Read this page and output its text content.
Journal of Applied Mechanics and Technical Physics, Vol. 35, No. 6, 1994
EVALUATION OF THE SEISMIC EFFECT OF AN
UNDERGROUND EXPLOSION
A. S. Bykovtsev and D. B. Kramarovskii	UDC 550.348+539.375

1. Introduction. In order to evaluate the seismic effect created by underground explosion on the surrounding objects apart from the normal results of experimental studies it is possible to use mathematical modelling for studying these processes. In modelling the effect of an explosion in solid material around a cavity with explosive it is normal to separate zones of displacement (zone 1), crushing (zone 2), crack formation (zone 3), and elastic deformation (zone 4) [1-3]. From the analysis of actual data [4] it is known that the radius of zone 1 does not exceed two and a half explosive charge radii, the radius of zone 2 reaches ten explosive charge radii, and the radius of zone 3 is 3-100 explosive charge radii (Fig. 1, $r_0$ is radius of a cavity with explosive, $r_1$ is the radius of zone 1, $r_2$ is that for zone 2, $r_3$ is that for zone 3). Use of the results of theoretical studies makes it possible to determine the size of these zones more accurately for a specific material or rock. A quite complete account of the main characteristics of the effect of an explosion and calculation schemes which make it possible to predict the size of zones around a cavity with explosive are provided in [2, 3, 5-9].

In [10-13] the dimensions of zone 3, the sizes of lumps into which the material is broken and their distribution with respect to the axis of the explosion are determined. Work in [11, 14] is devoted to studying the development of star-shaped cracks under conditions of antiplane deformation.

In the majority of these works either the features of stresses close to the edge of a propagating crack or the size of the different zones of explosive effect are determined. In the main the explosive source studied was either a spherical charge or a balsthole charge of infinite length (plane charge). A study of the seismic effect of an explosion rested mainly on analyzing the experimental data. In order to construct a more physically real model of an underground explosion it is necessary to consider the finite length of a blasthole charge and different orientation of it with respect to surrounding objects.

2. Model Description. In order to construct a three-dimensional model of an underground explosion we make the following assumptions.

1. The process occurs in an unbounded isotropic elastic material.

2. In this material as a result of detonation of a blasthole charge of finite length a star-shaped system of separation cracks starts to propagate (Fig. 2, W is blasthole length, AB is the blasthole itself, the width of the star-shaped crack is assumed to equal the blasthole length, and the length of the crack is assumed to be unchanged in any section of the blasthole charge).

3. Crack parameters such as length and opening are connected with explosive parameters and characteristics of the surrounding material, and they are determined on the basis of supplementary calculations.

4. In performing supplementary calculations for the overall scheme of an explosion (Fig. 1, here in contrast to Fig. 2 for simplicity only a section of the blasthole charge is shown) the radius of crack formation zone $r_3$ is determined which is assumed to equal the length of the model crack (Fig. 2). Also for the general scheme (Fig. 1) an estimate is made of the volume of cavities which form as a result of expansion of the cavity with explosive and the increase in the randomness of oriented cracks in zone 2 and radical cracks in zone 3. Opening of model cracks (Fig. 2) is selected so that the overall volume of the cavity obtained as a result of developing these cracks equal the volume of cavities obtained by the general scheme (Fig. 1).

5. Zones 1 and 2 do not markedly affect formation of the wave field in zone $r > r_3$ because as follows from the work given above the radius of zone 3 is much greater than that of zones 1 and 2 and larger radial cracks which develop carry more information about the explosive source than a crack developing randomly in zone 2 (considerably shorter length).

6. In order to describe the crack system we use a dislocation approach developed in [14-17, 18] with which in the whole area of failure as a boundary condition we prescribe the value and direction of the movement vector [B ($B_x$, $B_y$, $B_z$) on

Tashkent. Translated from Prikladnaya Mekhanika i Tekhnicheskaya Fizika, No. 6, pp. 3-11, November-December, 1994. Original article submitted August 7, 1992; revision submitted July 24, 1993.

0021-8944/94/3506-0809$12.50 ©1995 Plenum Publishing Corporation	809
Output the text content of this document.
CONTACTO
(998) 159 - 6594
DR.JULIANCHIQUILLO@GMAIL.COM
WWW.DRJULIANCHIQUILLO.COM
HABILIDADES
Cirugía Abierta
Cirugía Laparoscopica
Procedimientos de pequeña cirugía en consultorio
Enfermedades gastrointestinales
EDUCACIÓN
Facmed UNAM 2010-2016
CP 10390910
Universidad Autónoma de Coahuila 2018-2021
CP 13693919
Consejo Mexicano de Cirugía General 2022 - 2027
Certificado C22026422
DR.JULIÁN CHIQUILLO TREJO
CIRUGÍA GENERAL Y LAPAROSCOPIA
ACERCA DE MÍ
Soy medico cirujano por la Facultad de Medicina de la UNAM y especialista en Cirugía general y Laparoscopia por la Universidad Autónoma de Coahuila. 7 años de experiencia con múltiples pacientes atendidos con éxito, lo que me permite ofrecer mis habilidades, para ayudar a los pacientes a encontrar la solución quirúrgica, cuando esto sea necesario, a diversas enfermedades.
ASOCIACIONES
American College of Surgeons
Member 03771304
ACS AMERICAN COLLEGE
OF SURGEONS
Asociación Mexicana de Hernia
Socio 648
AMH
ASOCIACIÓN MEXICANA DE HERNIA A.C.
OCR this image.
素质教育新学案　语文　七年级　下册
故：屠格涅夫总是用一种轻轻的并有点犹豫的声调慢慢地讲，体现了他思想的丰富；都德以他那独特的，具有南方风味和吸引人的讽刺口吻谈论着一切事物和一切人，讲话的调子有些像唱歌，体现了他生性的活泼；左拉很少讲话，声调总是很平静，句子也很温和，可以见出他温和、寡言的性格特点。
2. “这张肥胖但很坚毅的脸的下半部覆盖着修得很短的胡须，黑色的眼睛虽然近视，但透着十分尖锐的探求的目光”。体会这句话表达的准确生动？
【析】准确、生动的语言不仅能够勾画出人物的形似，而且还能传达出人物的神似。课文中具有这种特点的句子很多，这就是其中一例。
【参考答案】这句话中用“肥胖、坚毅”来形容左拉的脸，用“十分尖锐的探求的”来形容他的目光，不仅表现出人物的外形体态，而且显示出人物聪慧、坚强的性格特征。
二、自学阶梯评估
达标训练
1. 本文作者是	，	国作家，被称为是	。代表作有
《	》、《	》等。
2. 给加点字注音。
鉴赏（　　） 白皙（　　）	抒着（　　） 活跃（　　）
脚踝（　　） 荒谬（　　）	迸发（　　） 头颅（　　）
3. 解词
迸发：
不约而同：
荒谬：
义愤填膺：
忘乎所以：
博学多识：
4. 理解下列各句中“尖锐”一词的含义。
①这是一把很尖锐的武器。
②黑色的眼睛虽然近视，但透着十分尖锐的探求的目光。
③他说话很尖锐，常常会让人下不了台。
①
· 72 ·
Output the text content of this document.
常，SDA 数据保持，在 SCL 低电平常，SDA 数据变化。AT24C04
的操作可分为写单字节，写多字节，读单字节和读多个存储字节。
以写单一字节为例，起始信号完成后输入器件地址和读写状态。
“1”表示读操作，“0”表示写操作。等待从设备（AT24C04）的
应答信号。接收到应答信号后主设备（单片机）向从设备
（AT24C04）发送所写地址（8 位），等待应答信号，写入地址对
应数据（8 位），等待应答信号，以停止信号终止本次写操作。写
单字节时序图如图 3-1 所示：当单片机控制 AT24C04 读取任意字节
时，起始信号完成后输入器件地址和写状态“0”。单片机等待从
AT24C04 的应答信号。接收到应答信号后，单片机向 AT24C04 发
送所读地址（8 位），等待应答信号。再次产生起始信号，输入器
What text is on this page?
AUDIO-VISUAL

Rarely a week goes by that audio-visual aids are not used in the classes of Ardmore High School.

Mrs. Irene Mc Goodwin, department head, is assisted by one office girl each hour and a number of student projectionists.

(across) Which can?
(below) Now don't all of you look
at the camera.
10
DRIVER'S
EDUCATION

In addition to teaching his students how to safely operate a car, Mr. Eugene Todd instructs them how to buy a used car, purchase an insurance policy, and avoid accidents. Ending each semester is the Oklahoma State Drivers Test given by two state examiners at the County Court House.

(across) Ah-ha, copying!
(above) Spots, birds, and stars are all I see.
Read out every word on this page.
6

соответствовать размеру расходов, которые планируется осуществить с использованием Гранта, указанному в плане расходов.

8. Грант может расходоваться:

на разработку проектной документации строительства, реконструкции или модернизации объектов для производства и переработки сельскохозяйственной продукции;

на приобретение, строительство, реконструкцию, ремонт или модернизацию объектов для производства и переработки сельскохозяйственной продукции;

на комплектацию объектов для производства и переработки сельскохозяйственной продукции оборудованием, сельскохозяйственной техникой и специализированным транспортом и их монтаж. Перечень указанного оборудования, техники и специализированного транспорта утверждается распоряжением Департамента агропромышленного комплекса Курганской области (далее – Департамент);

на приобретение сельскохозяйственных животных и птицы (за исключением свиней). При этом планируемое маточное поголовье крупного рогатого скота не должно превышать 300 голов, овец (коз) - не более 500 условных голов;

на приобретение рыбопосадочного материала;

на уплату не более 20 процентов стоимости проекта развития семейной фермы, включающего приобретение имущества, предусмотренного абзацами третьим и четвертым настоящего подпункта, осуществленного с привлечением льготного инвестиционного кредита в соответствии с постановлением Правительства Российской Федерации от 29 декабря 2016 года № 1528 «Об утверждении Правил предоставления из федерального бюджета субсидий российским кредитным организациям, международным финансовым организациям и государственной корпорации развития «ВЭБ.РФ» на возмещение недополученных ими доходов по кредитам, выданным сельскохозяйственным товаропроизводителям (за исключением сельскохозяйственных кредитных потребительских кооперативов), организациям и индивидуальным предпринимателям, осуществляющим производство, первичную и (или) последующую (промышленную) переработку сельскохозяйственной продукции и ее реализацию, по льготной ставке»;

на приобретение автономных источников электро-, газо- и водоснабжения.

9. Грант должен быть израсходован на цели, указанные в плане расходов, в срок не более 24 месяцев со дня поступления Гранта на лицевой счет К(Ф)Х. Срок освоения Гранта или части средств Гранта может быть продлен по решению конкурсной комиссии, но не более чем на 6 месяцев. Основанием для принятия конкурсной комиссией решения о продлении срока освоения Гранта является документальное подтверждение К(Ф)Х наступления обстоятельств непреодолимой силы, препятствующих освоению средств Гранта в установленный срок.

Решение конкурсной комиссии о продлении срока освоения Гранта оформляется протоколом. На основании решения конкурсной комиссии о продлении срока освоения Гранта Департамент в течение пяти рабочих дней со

· · ·

**TASK TO CARRY OUT**
Pick each line holding the word "但透着十分尖锐的探求的目光" out of the data and copy it.

**FULL ANSWER**
2. “这张肥胖但很坚毅的脸的下半部覆盖着修得很短的胡须，黑色的眼睛虽然近视，但透着十分尖锐的探求的目光”。体会这句话表达的准确生动？
②黑色的眼睛虽然近视，但透着十分尖锐的探求的目光。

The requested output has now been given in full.